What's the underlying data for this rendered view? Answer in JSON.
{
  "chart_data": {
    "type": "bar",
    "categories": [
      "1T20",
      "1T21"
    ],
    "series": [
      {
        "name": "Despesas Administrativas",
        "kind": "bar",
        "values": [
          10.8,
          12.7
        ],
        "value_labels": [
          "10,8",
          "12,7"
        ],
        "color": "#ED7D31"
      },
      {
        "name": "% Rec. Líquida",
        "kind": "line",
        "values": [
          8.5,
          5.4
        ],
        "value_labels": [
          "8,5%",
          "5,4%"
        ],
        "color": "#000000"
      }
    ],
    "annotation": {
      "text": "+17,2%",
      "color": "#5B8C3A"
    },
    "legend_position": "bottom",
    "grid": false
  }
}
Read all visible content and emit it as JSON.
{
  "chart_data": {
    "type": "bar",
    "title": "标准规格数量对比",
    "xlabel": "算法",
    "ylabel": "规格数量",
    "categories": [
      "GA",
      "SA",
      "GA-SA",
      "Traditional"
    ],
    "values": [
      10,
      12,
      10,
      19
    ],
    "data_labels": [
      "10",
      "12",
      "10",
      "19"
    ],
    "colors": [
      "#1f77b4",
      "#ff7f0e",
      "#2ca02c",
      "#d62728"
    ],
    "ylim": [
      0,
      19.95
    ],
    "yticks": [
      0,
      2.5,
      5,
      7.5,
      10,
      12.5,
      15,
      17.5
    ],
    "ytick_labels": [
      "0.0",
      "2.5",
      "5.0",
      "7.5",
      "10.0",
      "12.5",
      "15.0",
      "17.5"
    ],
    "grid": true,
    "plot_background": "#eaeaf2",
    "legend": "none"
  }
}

## WHAT TO WORK ON
Exactly reproduce every line of the data above.

## WORKED ANSWER
What's the underlying data for this rendered view? Answer in JSON.
{
  "chart_data": {
    "type": "bar",
    "categories": [
      "1T20",
      "1T21"
    ],
    "series": [
      {
        "name": "Despesas Administrativas",
        "kind": "bar",
        "values": [
          10.8,
          12.7
        ],
        "value_labels": [
          "10,8",
          "12,7"
        ],
        "color": "#ED7D31"
      },
      {
        "name": "% Rec. Líquida",
        "kind": "line",
        "values": [
          8.5,
          5.4
        ],
        "value_labels": [
          "8,5%",
          "5,4%"
        ],
        "color": "#000000"
      }
    ],
    "annotation": {
      "text": "+17,2%",
      "color": "#5B8C3A"
    },
    "legend_position": "bottom",
    "grid": false
  }
}
Read all visible content and emit it as JSON.
{
  "chart_data": {
    "type": "bar",
    "title": "标准规格数量对比",
    "xlabel": "算法",
    "ylabel": "规格数量",
    "categories": [
      "GA",
      "SA",
      "GA-SA",
      "Traditional"
    ],
    "values": [
      10,
      12,
      10,
      19
    ],
    "data_labels": [
      "10",
      "12",
      "10",
      "19"
    ],
    "colors": [
      "#1f77b4",
      "#ff7f0e",
      "#2ca02c",
      "#d62728"
    ],
    "ylim": [
      0,
      19.95
    ],
    "yticks": [
      0,
      2.5,
      5,
      7.5,
      10,
      12.5,
      15,
      17.5
    ],
    "ytick_labels": [
      "0.0",
      "2.5",
      "5.0",
      "7.5",
      "10.0",
      "12.5",
      "15.0",
      "17.5"
    ],
    "grid": true,
    "plot_background": "#eaeaf2",
    "legend": "none"
  }
}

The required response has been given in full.